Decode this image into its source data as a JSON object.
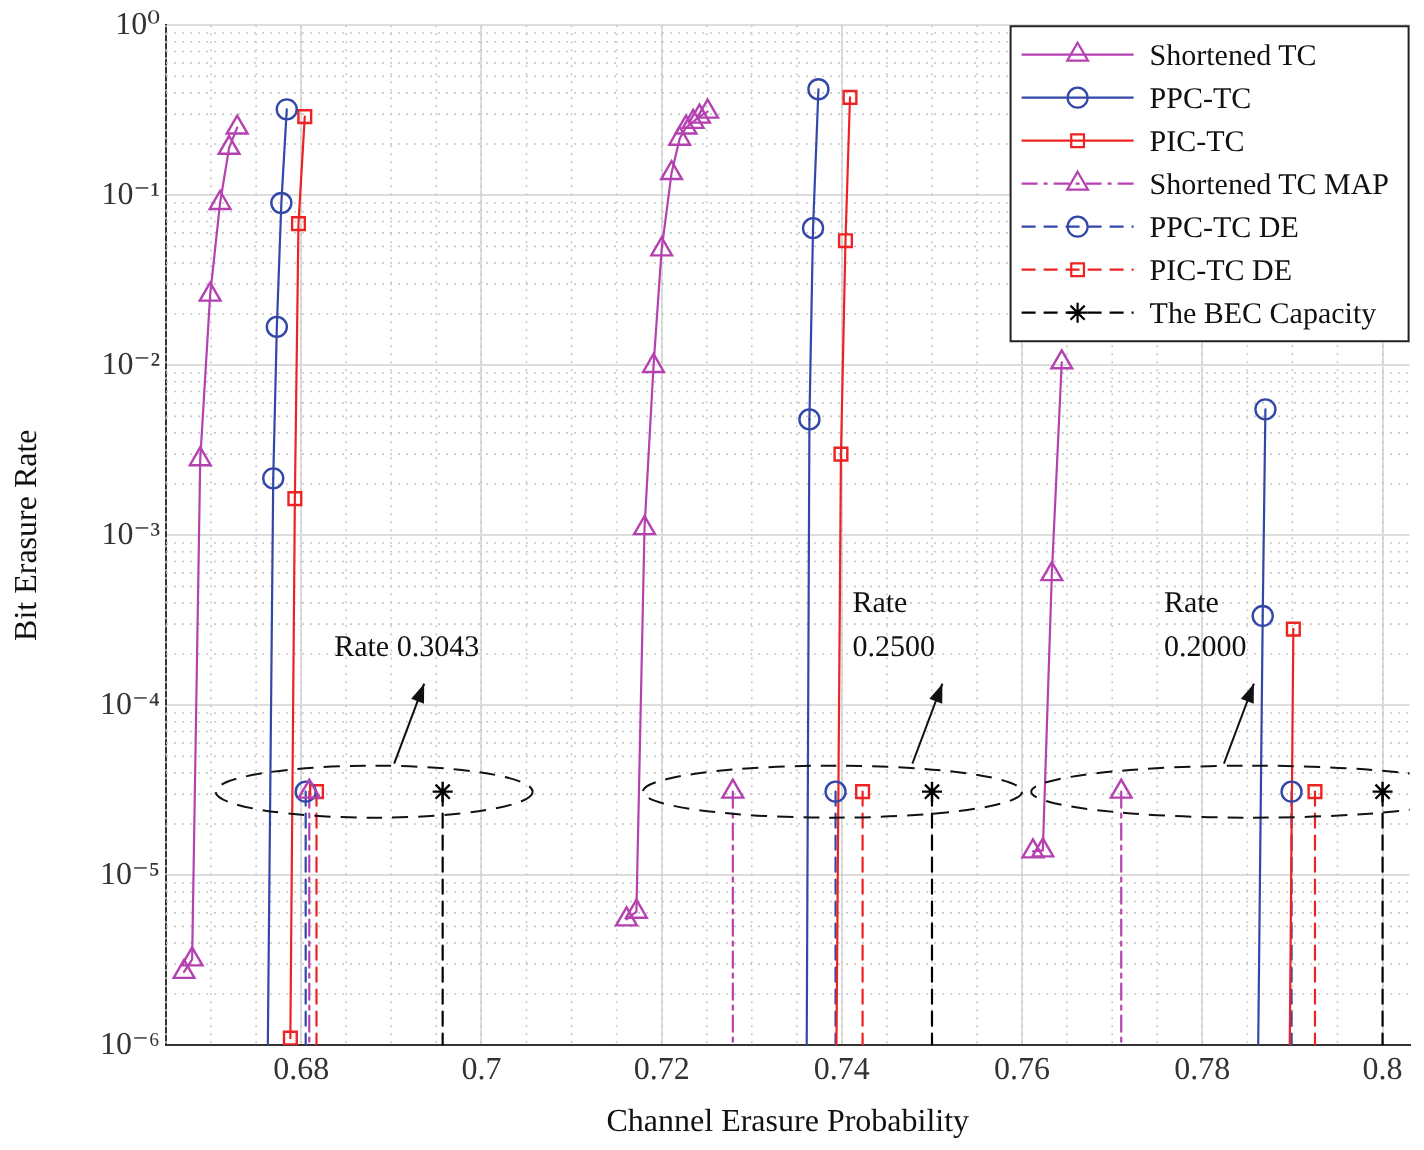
{
  "chart_data": {
    "type": "line",
    "xlabel": "Channel Erasure Probability",
    "ylabel": "Bit Erasure Rate",
    "xlim": [
      0.665,
      0.803
    ],
    "xticks": [
      0.68,
      {
        "value": 0.7,
        "label": "0.7"
      },
      0.72,
      0.74,
      0.76,
      0.78,
      {
        "value": 0.8,
        "label": "0.8"
      }
    ],
    "ylim": [
      1e-06,
      1
    ],
    "yticks": [
      {
        "value": 1e-06,
        "label": "10⁻⁶"
      },
      {
        "value": 1e-05,
        "label": "10⁻⁵"
      },
      {
        "value": 0.0001,
        "label": "10⁻⁴"
      },
      {
        "value": 0.001,
        "label": "10⁻³"
      },
      {
        "value": 0.01,
        "label": "10⁻²"
      },
      {
        "value": 0.1,
        "label": "10⁻¹"
      },
      {
        "value": 1,
        "label": "10⁰"
      }
    ],
    "log": "y",
    "grid": true,
    "legend": "top right",
    "series": [
      {
        "name": "Shortened TC",
        "color": "#b540b0",
        "marker": "triangle",
        "line_style": "solid",
        "x": [
          0.667,
          0.6679,
          0.6688,
          0.6699,
          0.671,
          0.672,
          0.6729,
          0.7,
          0.7161,
          0.7172,
          0.7181,
          0.7191,
          0.72,
          0.7211,
          0.722,
          0.7227,
          0.7235,
          0.7242,
          0.7251,
          0.75,
          0.7612,
          0.7623,
          0.7633,
          0.7644
        ],
        "values": [
          2.7e-06,
          3.2e-06,
          0.0028,
          0.026,
          0.09,
          0.19,
          0.25,
          null,
          5.5e-06,
          6.1e-06,
          0.0011,
          0.0099,
          0.048,
          0.135,
          0.215,
          0.25,
          0.27,
          0.29,
          0.31,
          null,
          1.38e-05,
          1.4e-05,
          0.00059,
          0.0104
        ]
      },
      {
        "name": "PPC-TC",
        "color": "#3347a8",
        "marker": "circle",
        "line_style": "solid",
        "x": [
          0.6769,
          0.6773,
          0.6778,
          0.6784,
          0.7,
          0.7364,
          0.7368,
          0.7374,
          0.75,
          0.7867,
          0.787
        ],
        "values": [
          0.00216,
          0.0168,
          0.09,
          0.32,
          null,
          0.0048,
          0.064,
          0.42,
          null,
          0.000335,
          0.0055
        ]
      },
      {
        "name": "PIC-TC",
        "color": "#ee2222",
        "marker": "square",
        "line_style": "solid",
        "x": [
          0.6788,
          0.6793,
          0.6797,
          0.6804,
          0.7,
          0.7399,
          0.7404,
          0.7409,
          0.75,
          0.7901
        ],
        "values": [
          1.1e-06,
          0.00164,
          0.068,
          0.29,
          null,
          0.003,
          0.054,
          0.376,
          null,
          0.00028
        ]
      },
      {
        "name": "Shortened TC MAP",
        "type": "scatter",
        "color": "#b540b0",
        "marker": "triangle",
        "line_style": "dashdot",
        "x": [
          0.6809,
          0.7279,
          0.771
        ],
        "values": [
          3.1e-05,
          3.1e-05,
          3.1e-05
        ]
      },
      {
        "name": "PPC-TC DE",
        "type": "scatter",
        "color": "#3347a8",
        "marker": "circle",
        "line_style": "dashed",
        "x": [
          0.6805,
          0.7393,
          0.7899
        ],
        "values": [
          3.1e-05,
          3.1e-05,
          3.1e-05
        ]
      },
      {
        "name": "PIC-TC DE",
        "type": "scatter",
        "color": "#ee2222",
        "marker": "square",
        "line_style": "dashed",
        "x": [
          0.6817,
          0.7423,
          0.7925
        ],
        "values": [
          3.1e-05,
          3.1e-05,
          3.1e-05
        ]
      },
      {
        "name": "The BEC Capacity",
        "type": "scatter",
        "color": "#000000",
        "marker": "cross",
        "line_style": "dashed",
        "x": [
          0.6957,
          0.75,
          0.8
        ],
        "values": [
          3.1e-05,
          3.1e-05,
          3.1e-05
        ]
      },
      {
        "type": "line",
        "color": "#3347a8",
        "marker": "none",
        "line_style": "solid",
        "x": [
          0.6769,
          0.6763,
          0.7,
          0.7364,
          0.7361,
          0.75,
          0.7867,
          0.7862
        ],
        "values": [
          0.00216,
          1e-06,
          null,
          0.0048,
          1e-06,
          null,
          0.000335,
          1e-06
        ]
      },
      {
        "type": "line",
        "color": "#ee2222",
        "marker": "none",
        "line_style": "solid",
        "x": [
          0.7399,
          0.7394,
          0.75,
          0.7901,
          0.7897
        ],
        "values": [
          0.003,
          1e-06,
          null,
          0.00028,
          1e-06
        ]
      },
      {
        "type": "line",
        "color": "#b540b0",
        "marker": "none",
        "line_style": "dashdot",
        "x": [
          0.6809,
          0.6809,
          0.7,
          0.7279,
          0.7279,
          0.75,
          0.771,
          0.771
        ],
        "values": [
          3.1e-05,
          1e-06,
          null,
          3.1e-05,
          1e-06,
          null,
          3.1e-05,
          1e-06
        ]
      },
      {
        "type": "line",
        "color": "#3347a8",
        "marker": "none",
        "line_style": "dashed",
        "x": [
          0.6805,
          0.6805,
          0.7,
          0.7393,
          0.7393,
          0.75,
          0.7899,
          0.7899
        ],
        "values": [
          3.1e-05,
          1e-06,
          null,
          3.1e-05,
          1e-06,
          null,
          3.1e-05,
          1e-06
        ]
      },
      {
        "type": "line",
        "color": "#ee2222",
        "marker": "none",
        "line_style": "dashed",
        "x": [
          0.6817,
          0.6817,
          0.7,
          0.7423,
          0.7423,
          0.75,
          0.7925,
          0.7925
        ],
        "values": [
          3.1e-05,
          1e-06,
          null,
          3.1e-05,
          1e-06,
          null,
          3.1e-05,
          1e-06
        ]
      },
      {
        "type": "line",
        "color": "#000000",
        "marker": "none",
        "line_style": "dashed",
        "x": [
          0.6957,
          0.6957,
          0.7,
          0.75,
          0.75,
          0.76,
          0.8,
          0.8
        ],
        "values": [
          3.1e-05,
          1e-06,
          null,
          3.1e-05,
          1e-06,
          null,
          3.1e-05,
          1e-06
        ]
      }
    ],
    "annotations": [
      "Rate 0.3043",
      "Rate\n0.2500",
      "Rate\n0.2000"
    ]
  }
}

++++++++

◆ **CHALLENGE**
Search the lines above for the string "name", then show every one that has it.

◆ **SOLVED PROBLEM**
        "name": "Shortened TC",
        "name": "PPC-TC",
        "name": "PIC-TC",
        "name": "Shortened TC MAP",
        "name": "PPC-TC DE",
        "name": "PIC-TC DE",
        "name": "The BEC Capacity",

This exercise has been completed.